_Material for the task_.
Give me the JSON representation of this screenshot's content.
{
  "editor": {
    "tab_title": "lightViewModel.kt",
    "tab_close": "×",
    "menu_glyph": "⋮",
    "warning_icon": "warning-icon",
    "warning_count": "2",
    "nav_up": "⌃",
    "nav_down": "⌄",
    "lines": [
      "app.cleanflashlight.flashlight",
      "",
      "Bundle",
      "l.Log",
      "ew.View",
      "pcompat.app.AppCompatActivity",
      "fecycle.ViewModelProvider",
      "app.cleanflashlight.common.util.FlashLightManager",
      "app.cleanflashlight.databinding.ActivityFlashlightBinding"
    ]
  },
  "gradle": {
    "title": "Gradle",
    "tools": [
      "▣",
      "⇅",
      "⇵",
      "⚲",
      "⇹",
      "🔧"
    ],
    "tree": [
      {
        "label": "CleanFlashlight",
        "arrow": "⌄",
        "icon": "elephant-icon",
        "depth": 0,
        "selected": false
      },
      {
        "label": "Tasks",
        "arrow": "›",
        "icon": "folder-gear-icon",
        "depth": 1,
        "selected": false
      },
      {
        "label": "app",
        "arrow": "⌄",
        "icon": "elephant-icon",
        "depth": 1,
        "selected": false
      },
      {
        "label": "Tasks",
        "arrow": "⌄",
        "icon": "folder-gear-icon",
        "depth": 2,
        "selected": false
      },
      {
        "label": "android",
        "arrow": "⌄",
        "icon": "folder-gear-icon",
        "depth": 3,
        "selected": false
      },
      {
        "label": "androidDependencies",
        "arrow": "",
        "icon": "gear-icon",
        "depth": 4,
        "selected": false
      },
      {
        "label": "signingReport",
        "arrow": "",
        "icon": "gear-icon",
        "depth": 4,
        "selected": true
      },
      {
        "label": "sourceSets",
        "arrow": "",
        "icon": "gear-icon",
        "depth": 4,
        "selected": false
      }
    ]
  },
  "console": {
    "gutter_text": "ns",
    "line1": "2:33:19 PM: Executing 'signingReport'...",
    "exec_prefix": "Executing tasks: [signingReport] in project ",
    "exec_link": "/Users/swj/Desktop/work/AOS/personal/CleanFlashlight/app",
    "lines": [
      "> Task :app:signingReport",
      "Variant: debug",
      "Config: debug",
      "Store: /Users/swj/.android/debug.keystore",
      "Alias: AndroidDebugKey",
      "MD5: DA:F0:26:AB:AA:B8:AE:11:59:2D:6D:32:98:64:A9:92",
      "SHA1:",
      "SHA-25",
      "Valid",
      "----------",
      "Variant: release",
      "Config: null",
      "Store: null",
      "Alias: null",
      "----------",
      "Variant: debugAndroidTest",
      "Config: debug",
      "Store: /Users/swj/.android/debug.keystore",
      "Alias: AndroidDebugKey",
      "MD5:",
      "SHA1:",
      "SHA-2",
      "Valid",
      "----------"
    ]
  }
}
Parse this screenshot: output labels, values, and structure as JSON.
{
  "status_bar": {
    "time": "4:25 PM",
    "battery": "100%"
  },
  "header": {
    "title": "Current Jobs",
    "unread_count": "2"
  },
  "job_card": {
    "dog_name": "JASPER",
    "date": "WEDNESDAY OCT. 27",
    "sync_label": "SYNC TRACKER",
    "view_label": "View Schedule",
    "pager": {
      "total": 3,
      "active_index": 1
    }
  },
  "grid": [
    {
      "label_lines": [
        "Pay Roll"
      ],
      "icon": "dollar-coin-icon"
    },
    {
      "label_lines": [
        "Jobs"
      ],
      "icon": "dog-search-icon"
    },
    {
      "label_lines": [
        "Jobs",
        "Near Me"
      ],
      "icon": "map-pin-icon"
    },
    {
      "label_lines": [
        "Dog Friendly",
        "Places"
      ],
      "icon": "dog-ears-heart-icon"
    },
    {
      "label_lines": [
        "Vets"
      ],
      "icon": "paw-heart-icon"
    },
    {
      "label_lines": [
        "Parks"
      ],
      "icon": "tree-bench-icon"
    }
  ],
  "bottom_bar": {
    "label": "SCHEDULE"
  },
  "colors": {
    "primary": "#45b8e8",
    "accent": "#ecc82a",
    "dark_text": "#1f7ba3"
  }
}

_Your instructions_. Every entry above needs to be quoted exactly.

_Final result_.
Give me the JSON representation of this screenshot's content.
{
  "editor": {
    "tab_title": "lightViewModel.kt",
    "tab_close": "×",
    "menu_glyph": "⋮",
    "warning_icon": "warning-icon",
    "warning_count": "2",
    "nav_up": "⌃",
    "nav_down": "⌄",
    "lines": [
      "app.cleanflashlight.flashlight",
      "",
      "Bundle",
      "l.Log",
      "ew.View",
      "pcompat.app.AppCompatActivity",
      "fecycle.ViewModelProvider",
      "app.cleanflashlight.common.util.FlashLightManager",
      "app.cleanflashlight.databinding.ActivityFlashlightBinding"
    ]
  },
  "gradle": {
    "title": "Gradle",
    "tools": [
      "▣",
      "⇅",
      "⇵",
      "⚲",
      "⇹",
      "🔧"
    ],
    "tree": [
      {
        "label": "CleanFlashlight",
        "arrow": "⌄",
        "icon": "elephant-icon",
        "depth": 0,
        "selected": false
      },
      {
        "label": "Tasks",
        "arrow": "›",
        "icon": "folder-gear-icon",
        "depth": 1,
        "selected": false
      },
      {
        "label": "app",
        "arrow": "⌄",
        "icon": "elephant-icon",
        "depth": 1,
        "selected": false
      },
      {
        "label": "Tasks",
        "arrow": "⌄",
        "icon": "folder-gear-icon",
        "depth": 2,
        "selected": false
      },
      {
        "label": "android",
        "arrow": "⌄",
        "icon": "folder-gear-icon",
        "depth": 3,
        "selected": false
      },
      {
        "label": "androidDependencies",
        "arrow": "",
        "icon": "gear-icon",
        "depth": 4,
        "selected": false
      },
      {
        "label": "signingReport",
        "arrow": "",
        "icon": "gear-icon",
        "depth": 4,
        "selected": true
      },
      {
        "label": "sourceSets",
        "arrow": "",
        "icon": "gear-icon",
        "depth": 4,
        "selected": false
      }
    ]
  },
  "console": {
    "gutter_text": "ns",
    "line1": "2:33:19 PM: Executing 'signingReport'...",
    "exec_prefix": "Executing tasks: [signingReport] in project ",
    "exec_link": "/Users/swj/Desktop/work/AOS/personal/CleanFlashlight/app",
    "lines": [
      "> Task :app:signingReport",
      "Variant: debug",
      "Config: debug",
      "Store: /Users/swj/.android/debug.keystore",
      "Alias: AndroidDebugKey",
      "MD5: DA:F0:26:AB:AA:B8:AE:11:59:2D:6D:32:98:64:A9:92",
      "SHA1:",
      "SHA-25",
      "Valid",
      "----------",
      "Variant: release",
      "Config: null",
      "Store: null",
      "Alias: null",
      "----------",
      "Variant: debugAndroidTest",
      "Config: debug",
      "Store: /Users/swj/.android/debug.keystore",
      "Alias: AndroidDebugKey",
      "MD5:",
      "SHA1:",
      "SHA-2",
      "Valid",
      "----------"
    ]
  }
}
Parse this screenshot: output labels, values, and structure as JSON.
{
  "status_bar": {
    "time": "4:25 PM",
    "battery": "100%"
  },
  "header": {
    "title": "Current Jobs",
    "unread_count": "2"
  },
  "job_card": {
    "dog_name": "JASPER",
    "date": "WEDNESDAY OCT. 27",
    "sync_label": "SYNC TRACKER",
    "view_label": "View Schedule",
    "pager": {
      "total": 3,
      "active_index": 1
    }
  },
  "grid": [
    {
      "label_lines": [
        "Pay Roll"
      ],
      "icon": "dollar-coin-icon"
    },
    {
      "label_lines": [
        "Jobs"
      ],
      "icon": "dog-search-icon"
    },
    {
      "label_lines": [
        "Jobs",
        "Near Me"
      ],
      "icon": "map-pin-icon"
    },
    {
      "label_lines": [
        "Dog Friendly",
        "Places"
      ],
      "icon": "dog-ears-heart-icon"
    },
    {
      "label_lines": [
        "Vets"
      ],
      "icon": "paw-heart-icon"
    },
    {
      "label_lines": [
        "Parks"
      ],
      "icon": "tree-bench-icon"
    }
  ],
  "bottom_bar": {
    "label": "SCHEDULE"
  },
  "colors": {
    "primary": "#45b8e8",
    "accent": "#ecc82a",
    "dark_text": "#1f7ba3"
  }
}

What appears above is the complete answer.